> **WHAT NEEDS TO BE DONE**
Select every line below containing the word "name".

Rows from a figure dataset
========
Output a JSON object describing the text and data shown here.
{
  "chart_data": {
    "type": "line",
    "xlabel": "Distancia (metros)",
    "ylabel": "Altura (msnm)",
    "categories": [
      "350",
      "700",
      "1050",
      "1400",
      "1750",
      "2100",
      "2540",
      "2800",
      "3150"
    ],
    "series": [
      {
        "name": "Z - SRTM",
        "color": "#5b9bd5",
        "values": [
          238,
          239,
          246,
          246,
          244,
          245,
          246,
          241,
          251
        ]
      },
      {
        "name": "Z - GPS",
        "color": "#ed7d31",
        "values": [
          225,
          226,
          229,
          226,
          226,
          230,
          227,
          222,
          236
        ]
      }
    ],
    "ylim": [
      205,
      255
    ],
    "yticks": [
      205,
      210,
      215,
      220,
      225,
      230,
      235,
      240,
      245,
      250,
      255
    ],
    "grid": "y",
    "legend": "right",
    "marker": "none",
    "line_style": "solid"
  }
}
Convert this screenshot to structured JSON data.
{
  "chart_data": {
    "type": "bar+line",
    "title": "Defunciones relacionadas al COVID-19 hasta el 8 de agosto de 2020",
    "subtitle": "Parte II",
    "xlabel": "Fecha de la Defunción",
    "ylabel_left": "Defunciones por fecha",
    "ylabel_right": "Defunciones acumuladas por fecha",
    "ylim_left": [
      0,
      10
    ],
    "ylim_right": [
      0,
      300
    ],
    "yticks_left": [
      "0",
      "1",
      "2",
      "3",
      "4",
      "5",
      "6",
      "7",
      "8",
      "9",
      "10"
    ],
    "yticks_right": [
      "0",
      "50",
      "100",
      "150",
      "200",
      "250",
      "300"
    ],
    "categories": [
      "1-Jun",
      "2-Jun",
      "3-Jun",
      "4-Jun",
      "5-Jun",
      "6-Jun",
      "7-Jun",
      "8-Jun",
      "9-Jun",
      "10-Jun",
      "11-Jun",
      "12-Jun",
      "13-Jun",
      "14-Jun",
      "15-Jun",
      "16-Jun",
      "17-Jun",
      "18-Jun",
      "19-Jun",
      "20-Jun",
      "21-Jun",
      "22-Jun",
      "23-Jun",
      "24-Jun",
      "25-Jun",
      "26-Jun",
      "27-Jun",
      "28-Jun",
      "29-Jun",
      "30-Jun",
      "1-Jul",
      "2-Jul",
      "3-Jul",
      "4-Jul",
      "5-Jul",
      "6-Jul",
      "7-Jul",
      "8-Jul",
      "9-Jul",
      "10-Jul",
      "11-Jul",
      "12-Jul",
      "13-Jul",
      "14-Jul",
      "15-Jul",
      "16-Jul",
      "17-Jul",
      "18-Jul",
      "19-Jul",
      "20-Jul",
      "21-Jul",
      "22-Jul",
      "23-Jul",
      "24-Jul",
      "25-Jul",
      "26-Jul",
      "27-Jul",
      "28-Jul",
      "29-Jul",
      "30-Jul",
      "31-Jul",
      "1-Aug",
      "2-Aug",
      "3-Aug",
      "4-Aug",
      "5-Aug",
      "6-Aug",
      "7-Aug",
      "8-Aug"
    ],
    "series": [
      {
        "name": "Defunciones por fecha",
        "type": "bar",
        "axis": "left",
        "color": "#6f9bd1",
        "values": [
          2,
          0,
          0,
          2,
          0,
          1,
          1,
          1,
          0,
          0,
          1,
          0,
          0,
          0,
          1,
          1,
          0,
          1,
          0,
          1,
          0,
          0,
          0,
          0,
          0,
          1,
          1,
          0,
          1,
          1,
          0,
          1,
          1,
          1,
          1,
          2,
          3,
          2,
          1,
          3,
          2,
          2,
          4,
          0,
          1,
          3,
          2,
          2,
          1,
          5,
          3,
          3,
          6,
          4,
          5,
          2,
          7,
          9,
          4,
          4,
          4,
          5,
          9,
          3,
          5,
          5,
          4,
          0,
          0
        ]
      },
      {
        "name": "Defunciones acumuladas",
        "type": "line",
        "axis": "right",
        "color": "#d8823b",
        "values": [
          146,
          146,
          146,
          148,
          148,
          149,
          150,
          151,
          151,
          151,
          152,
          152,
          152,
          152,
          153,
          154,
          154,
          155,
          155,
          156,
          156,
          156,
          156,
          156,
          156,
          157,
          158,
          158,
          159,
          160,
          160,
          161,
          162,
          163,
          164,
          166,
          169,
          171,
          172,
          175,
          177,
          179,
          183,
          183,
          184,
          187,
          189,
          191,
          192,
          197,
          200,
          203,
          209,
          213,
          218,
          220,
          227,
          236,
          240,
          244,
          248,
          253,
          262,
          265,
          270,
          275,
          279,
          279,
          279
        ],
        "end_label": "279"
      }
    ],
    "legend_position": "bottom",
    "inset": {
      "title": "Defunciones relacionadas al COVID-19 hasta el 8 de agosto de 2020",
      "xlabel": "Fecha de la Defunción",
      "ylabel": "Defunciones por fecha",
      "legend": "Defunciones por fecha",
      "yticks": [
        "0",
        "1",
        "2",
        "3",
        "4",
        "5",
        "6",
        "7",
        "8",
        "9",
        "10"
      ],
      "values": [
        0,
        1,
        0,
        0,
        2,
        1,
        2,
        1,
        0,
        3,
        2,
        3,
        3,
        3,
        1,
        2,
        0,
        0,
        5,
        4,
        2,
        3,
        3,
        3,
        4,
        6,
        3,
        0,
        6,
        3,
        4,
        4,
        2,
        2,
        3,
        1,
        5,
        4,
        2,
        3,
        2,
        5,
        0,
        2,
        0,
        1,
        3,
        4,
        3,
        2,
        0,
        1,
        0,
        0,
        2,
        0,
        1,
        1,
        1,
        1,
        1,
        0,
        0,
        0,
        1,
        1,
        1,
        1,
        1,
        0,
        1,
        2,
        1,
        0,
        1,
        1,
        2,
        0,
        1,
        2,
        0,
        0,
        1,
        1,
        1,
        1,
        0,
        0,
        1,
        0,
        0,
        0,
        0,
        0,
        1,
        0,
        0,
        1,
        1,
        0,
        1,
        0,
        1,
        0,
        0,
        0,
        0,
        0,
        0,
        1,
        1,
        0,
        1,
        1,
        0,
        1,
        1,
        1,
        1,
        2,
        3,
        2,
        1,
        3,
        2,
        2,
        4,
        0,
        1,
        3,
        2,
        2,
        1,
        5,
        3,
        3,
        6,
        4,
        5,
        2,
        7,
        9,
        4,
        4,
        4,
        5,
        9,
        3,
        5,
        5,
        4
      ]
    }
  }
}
========
> **SOLUTION TO THIS PROBLEM**
        "name": "Z - SRTM",
        "name": "Z - GPS",
        "name": "Defunciones por fecha",
        "name": "Defunciones acumuladas",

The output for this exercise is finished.